• [WORK INSTRUCTIONS]:
Retype the whole listing below, character for character.

• [RECORDED INFORMATION]:
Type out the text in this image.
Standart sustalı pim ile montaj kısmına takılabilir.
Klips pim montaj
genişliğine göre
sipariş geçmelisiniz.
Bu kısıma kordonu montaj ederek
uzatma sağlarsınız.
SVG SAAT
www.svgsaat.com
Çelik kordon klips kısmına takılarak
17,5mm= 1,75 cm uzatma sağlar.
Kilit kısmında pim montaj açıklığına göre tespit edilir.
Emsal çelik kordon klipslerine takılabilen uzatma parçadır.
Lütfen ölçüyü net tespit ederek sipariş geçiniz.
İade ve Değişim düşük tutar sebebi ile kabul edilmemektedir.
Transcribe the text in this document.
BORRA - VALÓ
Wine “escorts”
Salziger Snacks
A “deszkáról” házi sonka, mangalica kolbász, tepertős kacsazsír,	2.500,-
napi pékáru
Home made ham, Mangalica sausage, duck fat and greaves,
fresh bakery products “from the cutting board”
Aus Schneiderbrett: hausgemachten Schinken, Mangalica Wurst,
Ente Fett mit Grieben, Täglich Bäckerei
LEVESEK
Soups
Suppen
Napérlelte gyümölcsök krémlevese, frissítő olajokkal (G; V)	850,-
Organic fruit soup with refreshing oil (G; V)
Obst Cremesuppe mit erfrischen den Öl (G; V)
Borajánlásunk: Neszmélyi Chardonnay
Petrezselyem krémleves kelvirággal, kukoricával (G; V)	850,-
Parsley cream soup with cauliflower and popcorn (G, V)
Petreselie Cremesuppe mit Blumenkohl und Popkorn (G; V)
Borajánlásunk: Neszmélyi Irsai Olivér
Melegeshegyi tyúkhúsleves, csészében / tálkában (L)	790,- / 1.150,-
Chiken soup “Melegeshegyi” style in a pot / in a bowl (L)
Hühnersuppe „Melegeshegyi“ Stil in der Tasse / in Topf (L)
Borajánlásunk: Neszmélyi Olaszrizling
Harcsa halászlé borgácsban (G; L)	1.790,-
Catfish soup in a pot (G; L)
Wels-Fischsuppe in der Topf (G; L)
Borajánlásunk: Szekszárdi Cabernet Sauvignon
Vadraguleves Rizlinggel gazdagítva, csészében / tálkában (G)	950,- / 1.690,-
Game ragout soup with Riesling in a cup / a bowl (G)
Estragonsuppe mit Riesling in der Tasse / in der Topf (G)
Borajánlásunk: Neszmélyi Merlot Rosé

• [EXPECTED ANSWER]:
Type out the text in this image.
Standart sustalı pim ile montaj kısmına takılabilir.
Klips pim montaj
genişliğine göre
sipariş geçmelisiniz.
Bu kısıma kordonu montaj ederek
uzatma sağlarsınız.
SVG SAAT
www.svgsaat.com
Çelik kordon klips kısmına takılarak
17,5mm= 1,75 cm uzatma sağlar.
Kilit kısmında pim montaj açıklığına göre tespit edilir.
Emsal çelik kordon klipslerine takılabilen uzatma parçadır.
Lütfen ölçüyü net tespit ederek sipariş geçiniz.
İade ve Değişim düşük tutar sebebi ile kabul edilmemektedir.
Transcribe the text in this document.
BORRA - VALÓ
Wine “escorts”
Salziger Snacks
A “deszkáról” házi sonka, mangalica kolbász, tepertős kacsazsír,	2.500,-
napi pékáru
Home made ham, Mangalica sausage, duck fat and greaves,
fresh bakery products “from the cutting board”
Aus Schneiderbrett: hausgemachten Schinken, Mangalica Wurst,
Ente Fett mit Grieben, Täglich Bäckerei
LEVESEK
Soups
Suppen
Napérlelte gyümölcsök krémlevese, frissítő olajokkal (G; V)	850,-
Organic fruit soup with refreshing oil (G; V)
Obst Cremesuppe mit erfrischen den Öl (G; V)
Borajánlásunk: Neszmélyi Chardonnay
Petrezselyem krémleves kelvirággal, kukoricával (G; V)	850,-
Parsley cream soup with cauliflower and popcorn (G, V)
Petreselie Cremesuppe mit Blumenkohl und Popkorn (G; V)
Borajánlásunk: Neszmélyi Irsai Olivér
Melegeshegyi tyúkhúsleves, csészében / tálkában (L)	790,- / 1.150,-
Chiken soup “Melegeshegyi” style in a pot / in a bowl (L)
Hühnersuppe „Melegeshegyi“ Stil in der Tasse / in Topf (L)
Borajánlásunk: Neszmélyi Olaszrizling
Harcsa halászlé borgácsban (G; L)	1.790,-
Catfish soup in a pot (G; L)
Wels-Fischsuppe in der Topf (G; L)
Borajánlásunk: Szekszárdi Cabernet Sauvignon
Vadraguleves Rizlinggel gazdagítva, csészében / tálkában (G)	950,- / 1.690,-
Game ragout soup with Riesling in a cup / a bowl (G)
Estragonsuppe mit Riesling in der Tasse / in der Topf (G)
Borajánlásunk: Neszmélyi Merlot Rosé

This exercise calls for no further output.